Objective: Your copy of the material must match it exactly, except that pictures are dropped.

Rows:
○ ○ ○ ○ ○
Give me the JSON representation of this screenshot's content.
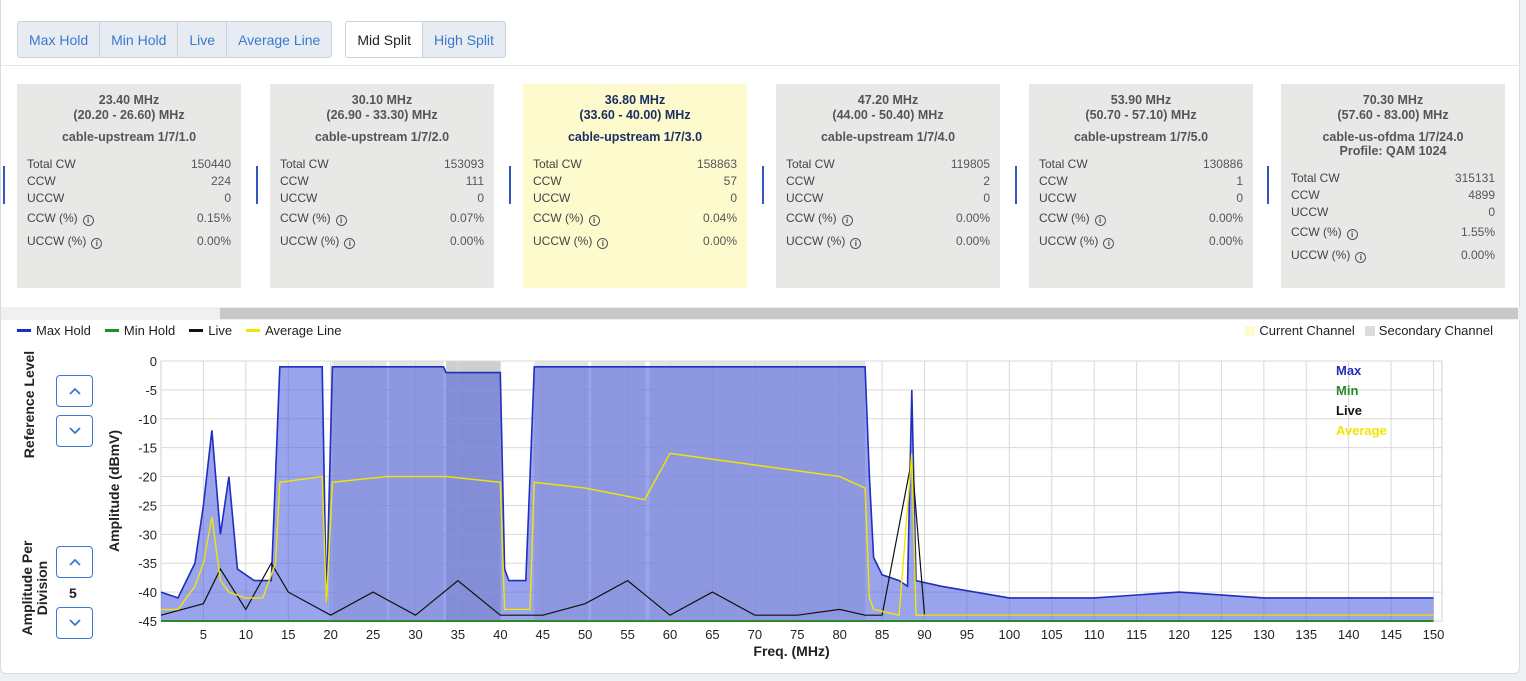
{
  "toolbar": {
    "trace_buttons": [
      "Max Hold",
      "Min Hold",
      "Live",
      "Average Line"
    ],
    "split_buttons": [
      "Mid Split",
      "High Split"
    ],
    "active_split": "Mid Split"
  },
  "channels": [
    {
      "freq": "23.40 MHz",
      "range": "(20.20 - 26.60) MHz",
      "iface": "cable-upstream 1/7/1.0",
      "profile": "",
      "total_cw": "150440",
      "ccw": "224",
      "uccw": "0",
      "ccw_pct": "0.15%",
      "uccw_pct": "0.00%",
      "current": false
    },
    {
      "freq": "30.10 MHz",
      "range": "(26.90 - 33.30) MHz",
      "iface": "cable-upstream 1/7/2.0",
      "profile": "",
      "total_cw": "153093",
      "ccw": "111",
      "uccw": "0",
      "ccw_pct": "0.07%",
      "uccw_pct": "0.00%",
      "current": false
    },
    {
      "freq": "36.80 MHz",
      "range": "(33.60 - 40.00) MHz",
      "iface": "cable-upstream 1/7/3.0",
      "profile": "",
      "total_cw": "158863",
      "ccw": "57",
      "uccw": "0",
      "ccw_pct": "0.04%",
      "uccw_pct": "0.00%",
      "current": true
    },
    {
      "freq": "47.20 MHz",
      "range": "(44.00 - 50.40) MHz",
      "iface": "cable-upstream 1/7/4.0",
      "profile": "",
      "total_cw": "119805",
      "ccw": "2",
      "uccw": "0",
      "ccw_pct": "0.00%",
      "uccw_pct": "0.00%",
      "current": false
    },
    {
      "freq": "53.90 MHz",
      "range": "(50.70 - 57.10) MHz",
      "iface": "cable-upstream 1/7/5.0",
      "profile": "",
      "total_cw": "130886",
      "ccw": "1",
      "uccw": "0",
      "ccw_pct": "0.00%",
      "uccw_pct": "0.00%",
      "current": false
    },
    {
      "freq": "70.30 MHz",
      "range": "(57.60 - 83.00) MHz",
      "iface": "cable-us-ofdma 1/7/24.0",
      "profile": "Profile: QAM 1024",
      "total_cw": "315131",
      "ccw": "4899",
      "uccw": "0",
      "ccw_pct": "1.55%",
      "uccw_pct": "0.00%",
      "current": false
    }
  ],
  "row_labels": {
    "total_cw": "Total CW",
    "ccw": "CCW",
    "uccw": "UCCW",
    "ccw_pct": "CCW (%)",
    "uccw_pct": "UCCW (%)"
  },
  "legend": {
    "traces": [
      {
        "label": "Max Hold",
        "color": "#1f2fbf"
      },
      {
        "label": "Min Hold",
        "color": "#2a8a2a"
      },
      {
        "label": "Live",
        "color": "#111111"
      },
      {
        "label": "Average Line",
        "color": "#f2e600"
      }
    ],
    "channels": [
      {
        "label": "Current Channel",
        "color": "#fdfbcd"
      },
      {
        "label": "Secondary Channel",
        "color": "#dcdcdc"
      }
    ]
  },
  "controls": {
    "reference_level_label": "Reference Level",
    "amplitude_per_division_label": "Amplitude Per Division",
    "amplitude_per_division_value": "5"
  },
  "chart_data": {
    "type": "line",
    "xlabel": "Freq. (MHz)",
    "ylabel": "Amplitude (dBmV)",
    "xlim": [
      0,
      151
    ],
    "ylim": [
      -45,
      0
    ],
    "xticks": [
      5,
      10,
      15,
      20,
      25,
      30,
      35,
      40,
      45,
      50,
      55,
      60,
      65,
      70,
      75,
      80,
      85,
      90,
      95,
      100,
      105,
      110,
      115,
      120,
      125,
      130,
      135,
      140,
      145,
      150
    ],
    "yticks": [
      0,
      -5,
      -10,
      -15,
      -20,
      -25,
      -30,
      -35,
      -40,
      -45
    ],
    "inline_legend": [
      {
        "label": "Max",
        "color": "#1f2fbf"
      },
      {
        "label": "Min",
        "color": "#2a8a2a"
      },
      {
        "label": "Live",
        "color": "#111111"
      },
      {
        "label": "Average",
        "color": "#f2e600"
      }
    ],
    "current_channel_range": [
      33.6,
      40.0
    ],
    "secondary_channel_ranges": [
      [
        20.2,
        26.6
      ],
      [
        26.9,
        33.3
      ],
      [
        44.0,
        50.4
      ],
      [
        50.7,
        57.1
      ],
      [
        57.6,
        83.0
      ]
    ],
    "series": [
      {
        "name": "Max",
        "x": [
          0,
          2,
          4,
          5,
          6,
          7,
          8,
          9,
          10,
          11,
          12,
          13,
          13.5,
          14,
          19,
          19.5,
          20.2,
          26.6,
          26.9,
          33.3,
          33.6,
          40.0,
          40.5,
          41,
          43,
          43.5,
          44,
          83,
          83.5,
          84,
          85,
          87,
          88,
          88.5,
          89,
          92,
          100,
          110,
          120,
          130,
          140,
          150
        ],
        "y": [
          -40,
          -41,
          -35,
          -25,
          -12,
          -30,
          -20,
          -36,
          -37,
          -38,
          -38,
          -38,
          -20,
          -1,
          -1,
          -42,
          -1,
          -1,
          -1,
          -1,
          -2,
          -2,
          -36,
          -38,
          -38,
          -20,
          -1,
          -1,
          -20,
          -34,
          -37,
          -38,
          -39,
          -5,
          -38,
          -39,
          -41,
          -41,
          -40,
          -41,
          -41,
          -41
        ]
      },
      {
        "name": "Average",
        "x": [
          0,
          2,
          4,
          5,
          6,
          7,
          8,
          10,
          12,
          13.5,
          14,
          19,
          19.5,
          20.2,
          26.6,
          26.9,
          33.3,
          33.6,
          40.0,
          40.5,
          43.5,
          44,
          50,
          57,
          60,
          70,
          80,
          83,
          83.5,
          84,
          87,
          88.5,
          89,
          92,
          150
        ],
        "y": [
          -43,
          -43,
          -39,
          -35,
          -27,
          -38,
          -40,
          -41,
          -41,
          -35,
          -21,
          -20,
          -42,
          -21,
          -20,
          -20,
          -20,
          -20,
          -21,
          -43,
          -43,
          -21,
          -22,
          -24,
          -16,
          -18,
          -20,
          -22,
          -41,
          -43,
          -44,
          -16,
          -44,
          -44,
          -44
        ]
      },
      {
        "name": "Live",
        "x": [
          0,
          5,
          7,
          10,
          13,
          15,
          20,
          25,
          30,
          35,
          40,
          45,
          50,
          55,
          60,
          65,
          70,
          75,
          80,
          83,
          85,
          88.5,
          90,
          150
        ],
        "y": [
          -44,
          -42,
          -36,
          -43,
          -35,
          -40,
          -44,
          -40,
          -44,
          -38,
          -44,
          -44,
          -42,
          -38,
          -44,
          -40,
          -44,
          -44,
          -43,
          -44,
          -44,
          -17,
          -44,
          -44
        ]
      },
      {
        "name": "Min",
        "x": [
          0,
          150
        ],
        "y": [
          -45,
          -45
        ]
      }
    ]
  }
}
○ ○ ○ ○ ○
Answer to this task:
Give me the JSON representation of this screenshot's content.
{
  "toolbar": {
    "trace_buttons": [
      "Max Hold",
      "Min Hold",
      "Live",
      "Average Line"
    ],
    "split_buttons": [
      "Mid Split",
      "High Split"
    ],
    "active_split": "Mid Split"
  },
  "channels": [
    {
      "freq": "23.40 MHz",
      "range": "(20.20 - 26.60) MHz",
      "iface": "cable-upstream 1/7/1.0",
      "profile": "",
      "total_cw": "150440",
      "ccw": "224",
      "uccw": "0",
      "ccw_pct": "0.15%",
      "uccw_pct": "0.00%",
      "current": false
    },
    {
      "freq": "30.10 MHz",
      "range": "(26.90 - 33.30) MHz",
      "iface": "cable-upstream 1/7/2.0",
      "profile": "",
      "total_cw": "153093",
      "ccw": "111",
      "uccw": "0",
      "ccw_pct": "0.07%",
      "uccw_pct": "0.00%",
      "current": false
    },
    {
      "freq": "36.80 MHz",
      "range": "(33.60 - 40.00) MHz",
      "iface": "cable-upstream 1/7/3.0",
      "profile": "",
      "total_cw": "158863",
      "ccw": "57",
      "uccw": "0",
      "ccw_pct": "0.04%",
      "uccw_pct": "0.00%",
      "current": true
    },
    {
      "freq": "47.20 MHz",
      "range": "(44.00 - 50.40) MHz",
      "iface": "cable-upstream 1/7/4.0",
      "profile": "",
      "total_cw": "119805",
      "ccw": "2",
      "uccw": "0",
      "ccw_pct": "0.00%",
      "uccw_pct": "0.00%",
      "current": false
    },
    {
      "freq": "53.90 MHz",
      "range": "(50.70 - 57.10) MHz",
      "iface": "cable-upstream 1/7/5.0",
      "profile": "",
      "total_cw": "130886",
      "ccw": "1",
      "uccw": "0",
      "ccw_pct": "0.00%",
      "uccw_pct": "0.00%",
      "current": false
    },
    {
      "freq": "70.30 MHz",
      "range": "(57.60 - 83.00) MHz",
      "iface": "cable-us-ofdma 1/7/24.0",
      "profile": "Profile: QAM 1024",
      "total_cw": "315131",
      "ccw": "4899",
      "uccw": "0",
      "ccw_pct": "1.55%",
      "uccw_pct": "0.00%",
      "current": false
    }
  ],
  "row_labels": {
    "total_cw": "Total CW",
    "ccw": "CCW",
    "uccw": "UCCW",
    "ccw_pct": "CCW (%)",
    "uccw_pct": "UCCW (%)"
  },
  "legend": {
    "traces": [
      {
        "label": "Max Hold",
        "color": "#1f2fbf"
      },
      {
        "label": "Min Hold",
        "color": "#2a8a2a"
      },
      {
        "label": "Live",
        "color": "#111111"
      },
      {
        "label": "Average Line",
        "color": "#f2e600"
      }
    ],
    "channels": [
      {
        "label": "Current Channel",
        "color": "#fdfbcd"
      },
      {
        "label": "Secondary Channel",
        "color": "#dcdcdc"
      }
    ]
  },
  "controls": {
    "reference_level_label": "Reference Level",
    "amplitude_per_division_label": "Amplitude Per Division",
    "amplitude_per_division_value": "5"
  },
  "chart_data": {
    "type": "line",
    "xlabel": "Freq. (MHz)",
    "ylabel": "Amplitude (dBmV)",
    "xlim": [
      0,
      151
    ],
    "ylim": [
      -45,
      0
    ],
    "xticks": [
      5,
      10,
      15,
      20,
      25,
      30,
      35,
      40,
      45,
      50,
      55,
      60,
      65,
      70,
      75,
      80,
      85,
      90,
      95,
      100,
      105,
      110,
      115,
      120,
      125,
      130,
      135,
      140,
      145,
      150
    ],
    "yticks": [
      0,
      -5,
      -10,
      -15,
      -20,
      -25,
      -30,
      -35,
      -40,
      -45
    ],
    "inline_legend": [
      {
        "label": "Max",
        "color": "#1f2fbf"
      },
      {
        "label": "Min",
        "color": "#2a8a2a"
      },
      {
        "label": "Live",
        "color": "#111111"
      },
      {
        "label": "Average",
        "color": "#f2e600"
      }
    ],
    "current_channel_range": [
      33.6,
      40.0
    ],
    "secondary_channel_ranges": [
      [
        20.2,
        26.6
      ],
      [
        26.9,
        33.3
      ],
      [
        44.0,
        50.4
      ],
      [
        50.7,
        57.1
      ],
      [
        57.6,
        83.0
      ]
    ],
    "series": [
      {
        "name": "Max",
        "x": [
          0,
          2,
          4,
          5,
          6,
          7,
          8,
          9,
          10,
          11,
          12,
          13,
          13.5,
          14,
          19,
          19.5,
          20.2,
          26.6,
          26.9,
          33.3,
          33.6,
          40.0,
          40.5,
          41,
          43,
          43.5,
          44,
          83,
          83.5,
          84,
          85,
          87,
          88,
          88.5,
          89,
          92,
          100,
          110,
          120,
          130,
          140,
          150
        ],
        "y": [
          -40,
          -41,
          -35,
          -25,
          -12,
          -30,
          -20,
          -36,
          -37,
          -38,
          -38,
          -38,
          -20,
          -1,
          -1,
          -42,
          -1,
          -1,
          -1,
          -1,
          -2,
          -2,
          -36,
          -38,
          -38,
          -20,
          -1,
          -1,
          -20,
          -34,
          -37,
          -38,
          -39,
          -5,
          -38,
          -39,
          -41,
          -41,
          -40,
          -41,
          -41,
          -41
        ]
      },
      {
        "name": "Average",
        "x": [
          0,
          2,
          4,
          5,
          6,
          7,
          8,
          10,
          12,
          13.5,
          14,
          19,
          19.5,
          20.2,
          26.6,
          26.9,
          33.3,
          33.6,
          40.0,
          40.5,
          43.5,
          44,
          50,
          57,
          60,
          70,
          80,
          83,
          83.5,
          84,
          87,
          88.5,
          89,
          92,
          150
        ],
        "y": [
          -43,
          -43,
          -39,
          -35,
          -27,
          -38,
          -40,
          -41,
          -41,
          -35,
          -21,
          -20,
          -42,
          -21,
          -20,
          -20,
          -20,
          -20,
          -21,
          -43,
          -43,
          -21,
          -22,
          -24,
          -16,
          -18,
          -20,
          -22,
          -41,
          -43,
          -44,
          -16,
          -44,
          -44,
          -44
        ]
      },
      {
        "name": "Live",
        "x": [
          0,
          5,
          7,
          10,
          13,
          15,
          20,
          25,
          30,
          35,
          40,
          45,
          50,
          55,
          60,
          65,
          70,
          75,
          80,
          83,
          85,
          88.5,
          90,
          150
        ],
        "y": [
          -44,
          -42,
          -36,
          -43,
          -35,
          -40,
          -44,
          -40,
          -44,
          -38,
          -44,
          -44,
          -42,
          -38,
          -44,
          -40,
          -44,
          -44,
          -43,
          -44,
          -44,
          -17,
          -44,
          -44
        ]
      },
      {
        "name": "Min",
        "x": [
          0,
          150
        ],
        "y": [
          -45,
          -45
        ]
      }
    ]
  }
}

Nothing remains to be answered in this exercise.